====== RECORDS SHOWN ======

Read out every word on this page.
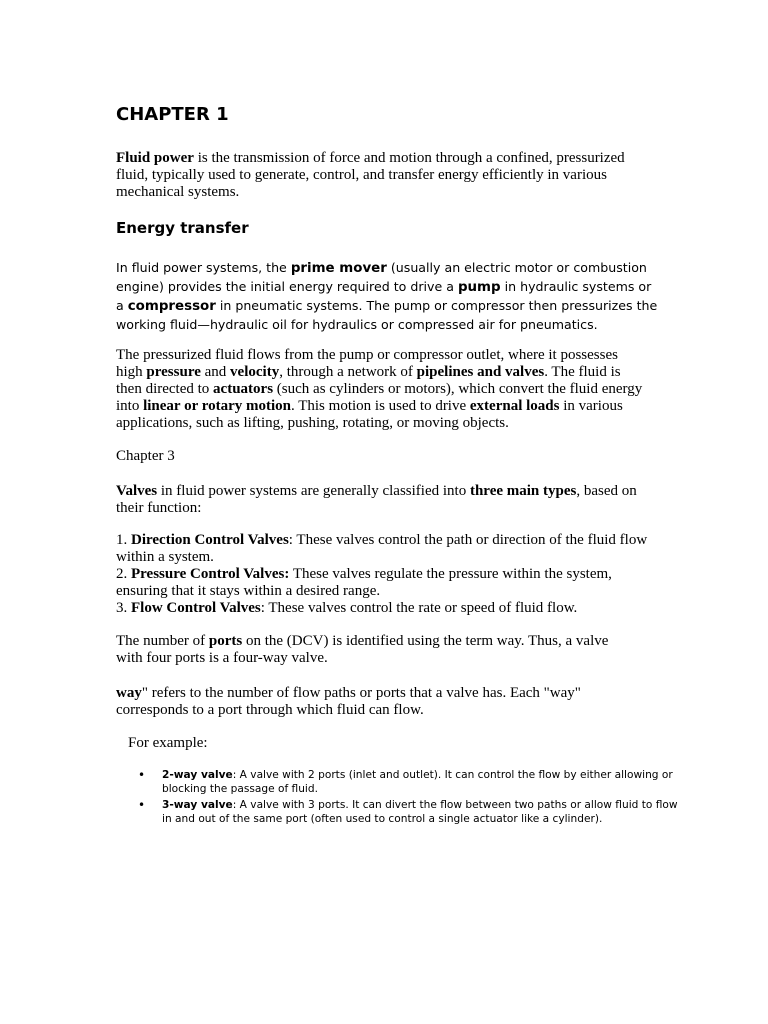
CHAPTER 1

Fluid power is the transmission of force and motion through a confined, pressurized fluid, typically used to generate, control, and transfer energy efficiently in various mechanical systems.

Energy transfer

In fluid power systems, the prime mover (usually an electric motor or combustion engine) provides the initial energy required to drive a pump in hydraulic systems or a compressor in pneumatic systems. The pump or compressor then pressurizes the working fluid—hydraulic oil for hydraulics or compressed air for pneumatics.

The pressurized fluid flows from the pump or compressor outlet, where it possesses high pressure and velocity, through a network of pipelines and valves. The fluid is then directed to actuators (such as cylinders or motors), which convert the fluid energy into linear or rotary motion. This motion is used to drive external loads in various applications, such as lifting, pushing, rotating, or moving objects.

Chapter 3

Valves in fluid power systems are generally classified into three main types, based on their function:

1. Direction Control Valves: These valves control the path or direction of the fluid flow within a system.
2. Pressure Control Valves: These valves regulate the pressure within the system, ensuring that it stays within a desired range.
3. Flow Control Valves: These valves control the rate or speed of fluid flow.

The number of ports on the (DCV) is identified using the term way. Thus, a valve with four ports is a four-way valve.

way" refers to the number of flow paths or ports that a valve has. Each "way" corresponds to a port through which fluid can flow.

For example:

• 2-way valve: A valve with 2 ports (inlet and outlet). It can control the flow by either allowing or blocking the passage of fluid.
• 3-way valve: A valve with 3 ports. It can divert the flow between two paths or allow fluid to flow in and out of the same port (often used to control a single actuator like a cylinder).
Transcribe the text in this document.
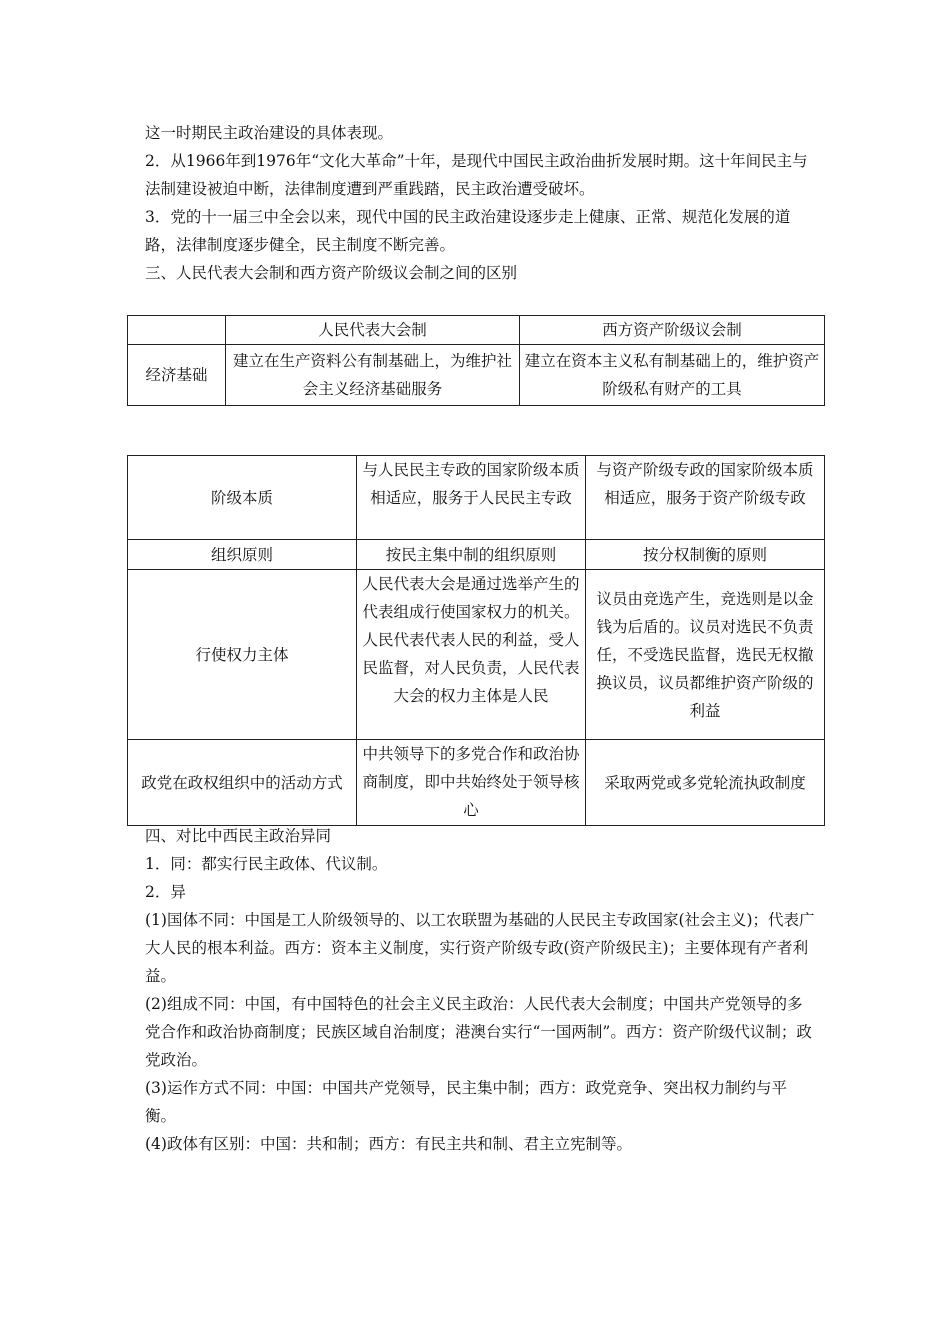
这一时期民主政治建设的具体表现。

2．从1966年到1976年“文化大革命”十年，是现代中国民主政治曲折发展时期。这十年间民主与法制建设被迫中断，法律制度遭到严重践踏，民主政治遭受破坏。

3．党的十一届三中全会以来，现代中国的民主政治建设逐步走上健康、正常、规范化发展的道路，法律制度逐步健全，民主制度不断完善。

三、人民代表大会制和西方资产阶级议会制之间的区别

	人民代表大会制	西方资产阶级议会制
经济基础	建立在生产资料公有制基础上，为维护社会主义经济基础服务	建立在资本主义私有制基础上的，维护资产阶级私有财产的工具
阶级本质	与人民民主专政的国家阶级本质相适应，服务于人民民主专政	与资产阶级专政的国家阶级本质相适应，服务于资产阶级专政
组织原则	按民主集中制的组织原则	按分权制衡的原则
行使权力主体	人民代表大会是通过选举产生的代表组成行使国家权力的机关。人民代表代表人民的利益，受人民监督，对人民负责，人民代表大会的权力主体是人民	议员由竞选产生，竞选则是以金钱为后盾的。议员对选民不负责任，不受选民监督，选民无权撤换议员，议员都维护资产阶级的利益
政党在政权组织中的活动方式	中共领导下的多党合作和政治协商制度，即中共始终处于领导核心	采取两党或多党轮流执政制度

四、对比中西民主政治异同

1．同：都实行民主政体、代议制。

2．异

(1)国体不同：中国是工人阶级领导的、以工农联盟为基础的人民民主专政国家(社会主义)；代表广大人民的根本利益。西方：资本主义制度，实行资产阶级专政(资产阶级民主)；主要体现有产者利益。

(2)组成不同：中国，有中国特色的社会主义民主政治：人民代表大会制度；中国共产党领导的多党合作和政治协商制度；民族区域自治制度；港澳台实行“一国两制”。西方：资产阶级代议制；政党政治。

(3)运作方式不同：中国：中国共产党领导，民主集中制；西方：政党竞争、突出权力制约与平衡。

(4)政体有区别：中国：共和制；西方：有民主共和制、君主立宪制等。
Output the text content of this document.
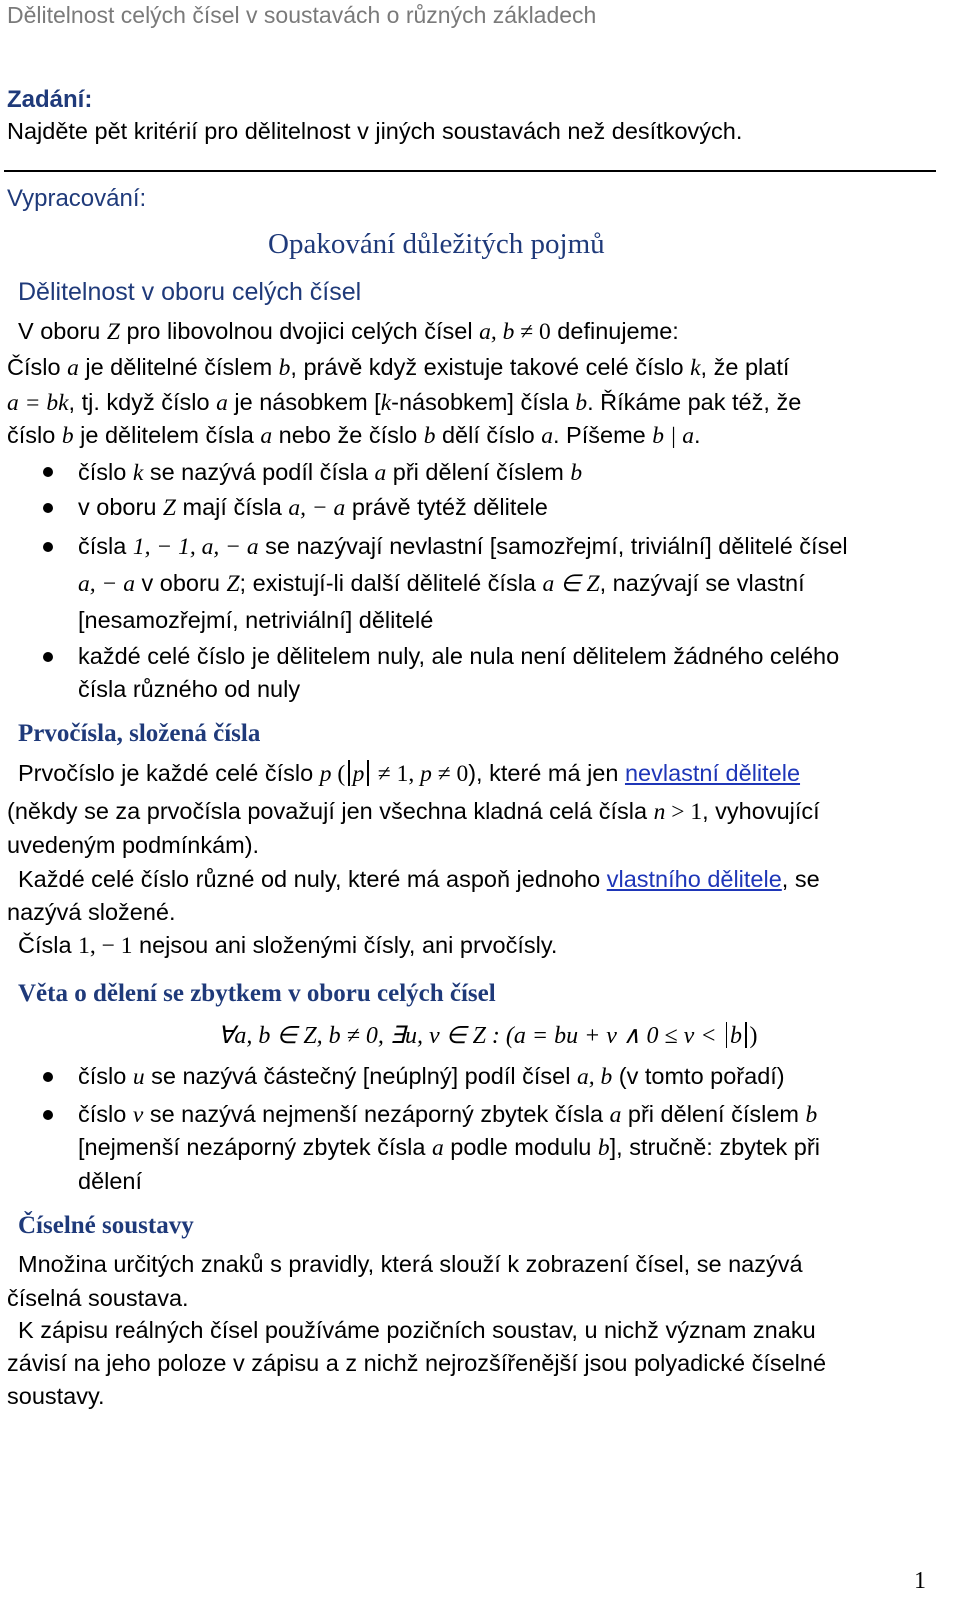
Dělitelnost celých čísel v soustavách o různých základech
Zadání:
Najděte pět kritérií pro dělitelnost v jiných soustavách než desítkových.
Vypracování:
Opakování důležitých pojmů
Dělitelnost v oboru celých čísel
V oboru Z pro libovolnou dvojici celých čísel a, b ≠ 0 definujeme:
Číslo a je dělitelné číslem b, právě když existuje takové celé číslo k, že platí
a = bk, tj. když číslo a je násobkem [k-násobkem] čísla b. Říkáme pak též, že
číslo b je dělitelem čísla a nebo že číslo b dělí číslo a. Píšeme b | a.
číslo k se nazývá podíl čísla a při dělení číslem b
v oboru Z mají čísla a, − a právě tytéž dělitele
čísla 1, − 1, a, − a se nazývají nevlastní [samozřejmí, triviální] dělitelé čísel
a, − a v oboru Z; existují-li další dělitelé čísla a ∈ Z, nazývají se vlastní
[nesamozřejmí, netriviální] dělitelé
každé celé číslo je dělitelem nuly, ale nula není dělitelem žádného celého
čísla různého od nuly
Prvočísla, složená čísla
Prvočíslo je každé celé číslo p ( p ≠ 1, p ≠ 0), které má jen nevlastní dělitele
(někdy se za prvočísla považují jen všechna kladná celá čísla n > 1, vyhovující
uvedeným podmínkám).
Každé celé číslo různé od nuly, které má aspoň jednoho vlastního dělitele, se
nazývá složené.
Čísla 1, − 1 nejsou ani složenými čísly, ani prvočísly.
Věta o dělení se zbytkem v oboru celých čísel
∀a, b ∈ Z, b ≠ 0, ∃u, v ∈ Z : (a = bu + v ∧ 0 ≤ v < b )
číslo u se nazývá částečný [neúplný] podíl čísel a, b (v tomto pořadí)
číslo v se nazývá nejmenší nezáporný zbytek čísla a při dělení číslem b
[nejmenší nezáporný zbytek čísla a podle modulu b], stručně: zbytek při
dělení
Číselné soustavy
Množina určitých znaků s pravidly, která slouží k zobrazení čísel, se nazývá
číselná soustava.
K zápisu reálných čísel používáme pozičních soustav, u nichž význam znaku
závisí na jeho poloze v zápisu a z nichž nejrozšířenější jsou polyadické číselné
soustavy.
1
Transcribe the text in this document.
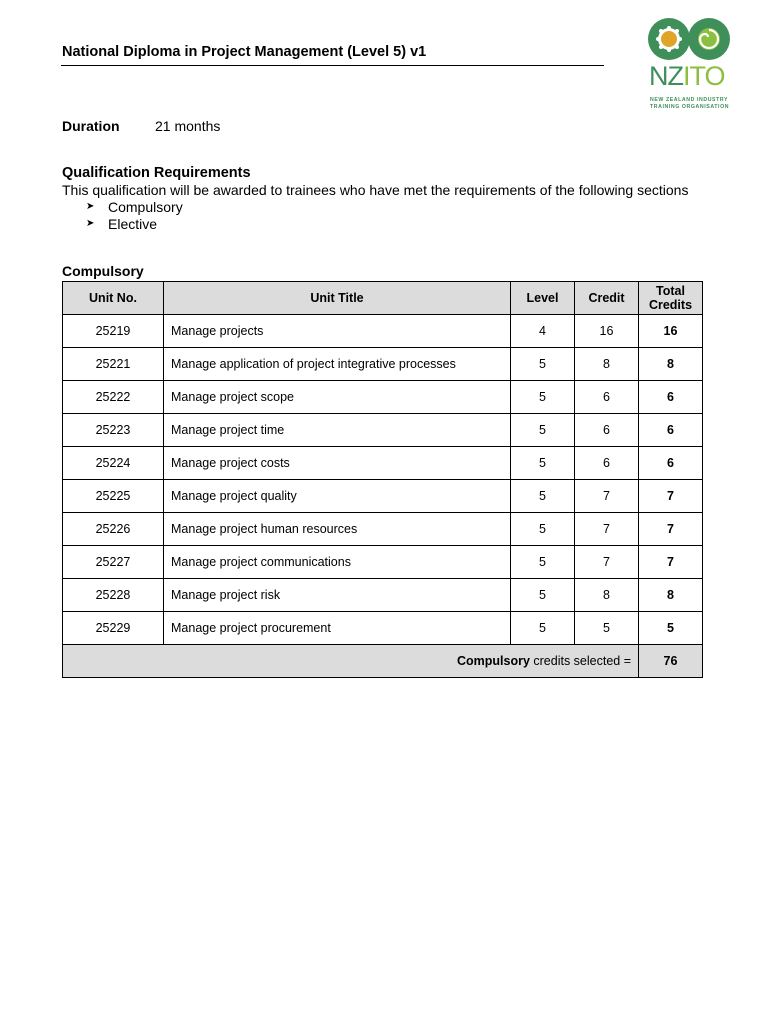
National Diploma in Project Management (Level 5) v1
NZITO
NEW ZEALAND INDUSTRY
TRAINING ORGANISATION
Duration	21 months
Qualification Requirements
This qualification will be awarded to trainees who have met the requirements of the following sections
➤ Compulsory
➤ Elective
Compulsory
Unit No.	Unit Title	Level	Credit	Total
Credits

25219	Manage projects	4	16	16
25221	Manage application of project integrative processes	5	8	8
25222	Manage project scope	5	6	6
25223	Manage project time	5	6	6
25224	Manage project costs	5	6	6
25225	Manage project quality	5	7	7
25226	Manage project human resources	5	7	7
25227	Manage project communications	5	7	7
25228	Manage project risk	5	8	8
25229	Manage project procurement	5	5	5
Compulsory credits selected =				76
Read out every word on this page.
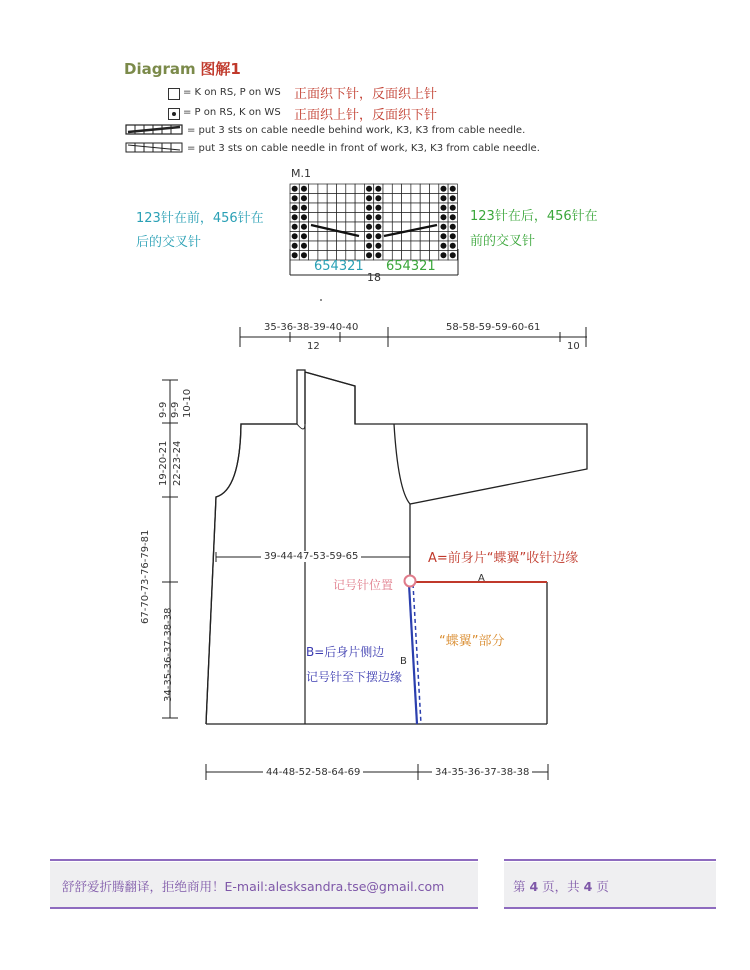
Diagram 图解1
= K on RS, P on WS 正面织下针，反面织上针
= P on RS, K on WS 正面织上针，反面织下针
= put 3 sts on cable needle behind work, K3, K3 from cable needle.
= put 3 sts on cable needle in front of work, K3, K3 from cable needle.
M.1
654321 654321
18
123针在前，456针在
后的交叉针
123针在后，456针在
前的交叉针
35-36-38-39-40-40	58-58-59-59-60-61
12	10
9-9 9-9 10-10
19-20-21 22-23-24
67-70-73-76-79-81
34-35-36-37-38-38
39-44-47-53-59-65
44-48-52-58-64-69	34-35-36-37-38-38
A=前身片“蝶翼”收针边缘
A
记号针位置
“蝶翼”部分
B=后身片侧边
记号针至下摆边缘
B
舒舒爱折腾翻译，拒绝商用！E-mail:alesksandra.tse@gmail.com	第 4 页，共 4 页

======

[GOAL] Without the pictures, output the full listing exactly as it stands.

[ANSWER]
Read out every word on this page.
CHAPTER 1

Fluid power is the transmission of force and motion through a confined, pressurized fluid, typically used to generate, control, and transfer energy efficiently in various mechanical systems.

Energy transfer

In fluid power systems, the prime mover (usually an electric motor or combustion engine) provides the initial energy required to drive a pump in hydraulic systems or a compressor in pneumatic systems. The pump or compressor then pressurizes the working fluid—hydraulic oil for hydraulics or compressed air for pneumatics.

The pressurized fluid flows from the pump or compressor outlet, where it possesses high pressure and velocity, through a network of pipelines and valves. The fluid is then directed to actuators (such as cylinders or motors), which convert the fluid energy into linear or rotary motion. This motion is used to drive external loads in various applications, such as lifting, pushing, rotating, or moving objects.

Chapter 3

Valves in fluid power systems are generally classified into three main types, based on their function:

1. Direction Control Valves: These valves control the path or direction of the fluid flow within a system.
2. Pressure Control Valves: These valves regulate the pressure within the system, ensuring that it stays within a desired range.
3. Flow Control Valves: These valves control the rate or speed of fluid flow.

The number of ports on the (DCV) is identified using the term way. Thus, a valve with four ports is a four-way valve.

way" refers to the number of flow paths or ports that a valve has. Each "way" corresponds to a port through which fluid can flow.

For example:

• 2-way valve: A valve with 2 ports (inlet and outlet). It can control the flow by either allowing or blocking the passage of fluid.
• 3-way valve: A valve with 3 ports. It can divert the flow between two paths or allow fluid to flow in and out of the same port (often used to control a single actuator like a cylinder).
Transcribe the text in this document.
这一时期民主政治建设的具体表现。

2．从1966年到1976年“文化大革命”十年，是现代中国民主政治曲折发展时期。这十年间民主与法制建设被迫中断，法律制度遭到严重践踏，民主政治遭受破坏。

3．党的十一届三中全会以来，现代中国的民主政治建设逐步走上健康、正常、规范化发展的道路，法律制度逐步健全，民主制度不断完善。

三、人民代表大会制和西方资产阶级议会制之间的区别

	人民代表大会制	西方资产阶级议会制
经济基础	建立在生产资料公有制基础上，为维护社会主义经济基础服务	建立在资本主义私有制基础上的，维护资产阶级私有财产的工具
阶级本质	与人民民主专政的国家阶级本质相适应，服务于人民民主专政	与资产阶级专政的国家阶级本质相适应，服务于资产阶级专政
组织原则	按民主集中制的组织原则	按分权制衡的原则
行使权力主体	人民代表大会是通过选举产生的代表组成行使国家权力的机关。人民代表代表人民的利益，受人民监督，对人民负责，人民代表大会的权力主体是人民	议员由竞选产生，竞选则是以金钱为后盾的。议员对选民不负责任，不受选民监督，选民无权撤换议员，议员都维护资产阶级的利益
政党在政权组织中的活动方式	中共领导下的多党合作和政治协商制度，即中共始终处于领导核心	采取两党或多党轮流执政制度

四、对比中西民主政治异同

1．同：都实行民主政体、代议制。

2．异

(1)国体不同：中国是工人阶级领导的、以工农联盟为基础的人民民主专政国家(社会主义)；代表广大人民的根本利益。西方：资本主义制度，实行资产阶级专政(资产阶级民主)；主要体现有产者利益。

(2)组成不同：中国，有中国特色的社会主义民主政治：人民代表大会制度；中国共产党领导的多党合作和政治协商制度；民族区域自治制度；港澳台实行“一国两制”。西方：资产阶级代议制；政党政治。

(3)运作方式不同：中国：中国共产党领导，民主集中制；西方：政党竞争、突出权力制约与平衡。

(4)政体有区别：中国：共和制；西方：有民主共和制、君主立宪制等。
Output the text content of this document.
Dělitelnost celých čísel v soustavách o různých základech
Zadání:
Najděte pět kritérií pro dělitelnost v jiných soustavách než desítkových.
Vypracování:
Opakování důležitých pojmů
Dělitelnost v oboru celých čísel
V oboru Z pro libovolnou dvojici celých čísel a, b ≠ 0 definujeme:
Číslo a je dělitelné číslem b, právě když existuje takové celé číslo k, že platí
a = bk, tj. když číslo a je násobkem [k-násobkem] čísla b. Říkáme pak též, že
číslo b je dělitelem čísla a nebo že číslo b dělí číslo a. Píšeme b | a.
číslo k se nazývá podíl čísla a při dělení číslem b
v oboru Z mají čísla a, − a právě tytéž dělitele
čísla 1, − 1, a, − a se nazývají nevlastní [samozřejmí, triviální] dělitelé čísel
a, − a v oboru Z; existují-li další dělitelé čísla a ∈ Z, nazývají se vlastní
[nesamozřejmí, netriviální] dělitelé
každé celé číslo je dělitelem nuly, ale nula není dělitelem žádného celého
čísla různého od nuly
Prvočísla, složená čísla
Prvočíslo je každé celé číslo p ( p ≠ 1, p ≠ 0), které má jen nevlastní dělitele
(někdy se za prvočísla považují jen všechna kladná celá čísla n > 1, vyhovující
uvedeným podmínkám).
Každé celé číslo různé od nuly, které má aspoň jednoho vlastního dělitele, se
nazývá složené.
Čísla 1, − 1 nejsou ani složenými čísly, ani prvočísly.
Věta o dělení se zbytkem v oboru celých čísel
∀a, b ∈ Z, b ≠ 0, ∃u, v ∈ Z : (a = bu + v ∧ 0 ≤ v < b )
číslo u se nazývá částečný [neúplný] podíl čísel a, b (v tomto pořadí)
číslo v se nazývá nejmenší nezáporný zbytek čísla a při dělení číslem b
[nejmenší nezáporný zbytek čísla a podle modulu b], stručně: zbytek při
dělení
Číselné soustavy
Množina určitých znaků s pravidly, která slouží k zobrazení čísel, se nazývá
číselná soustava.
K zápisu reálných čísel používáme pozičních soustav, u nichž význam znaku
závisí na jeho poloze v zápisu a z nichž nejrozšířenější jsou polyadické číselné
soustavy.
1
Transcribe the text in this document.
National Diploma in Project Management (Level 5) v1
NZITO
NEW ZEALAND INDUSTRY
TRAINING ORGANISATION
Duration	21 months
Qualification Requirements
This qualification will be awarded to trainees who have met the requirements of the following sections
➤ Compulsory
➤ Elective
Compulsory
Unit No.	Unit Title	Level	Credit	Total
Credits

25219	Manage projects	4	16	16
25221	Manage application of project integrative processes	5	8	8
25222	Manage project scope	5	6	6
25223	Manage project time	5	6	6
25224	Manage project costs	5	6	6
25225	Manage project quality	5	7	7
25226	Manage project human resources	5	7	7
25227	Manage project communications	5	7	7
25228	Manage project risk	5	8	8
25229	Manage project procurement	5	5	5
Compulsory credits selected =				76
Read out every word on this page.
Diagram 图解1
= K on RS, P on WS 正面织下针，反面织上针
= P on RS, K on WS 正面织上针，反面织下针
= put 3 sts on cable needle behind work, K3, K3 from cable needle.
= put 3 sts on cable needle in front of work, K3, K3 from cable needle.
M.1
654321 654321
18
123针在前，456针在
后的交叉针
123针在后，456针在
前的交叉针
35-36-38-39-40-40	58-58-59-59-60-61
12	10
9-9 9-9 10-10
19-20-21 22-23-24
67-70-73-76-79-81
34-35-36-37-38-38
39-44-47-53-59-65
44-48-52-58-64-69	34-35-36-37-38-38
A=前身片“蝶翼”收针边缘
A
记号针位置
“蝶翼”部分
B=后身片侧边
记号针至下摆边缘
B
舒舒爱折腾翻译，拒绝商用！E-mail:alesksandra.tse@gmail.com	第 4 页，共 4 页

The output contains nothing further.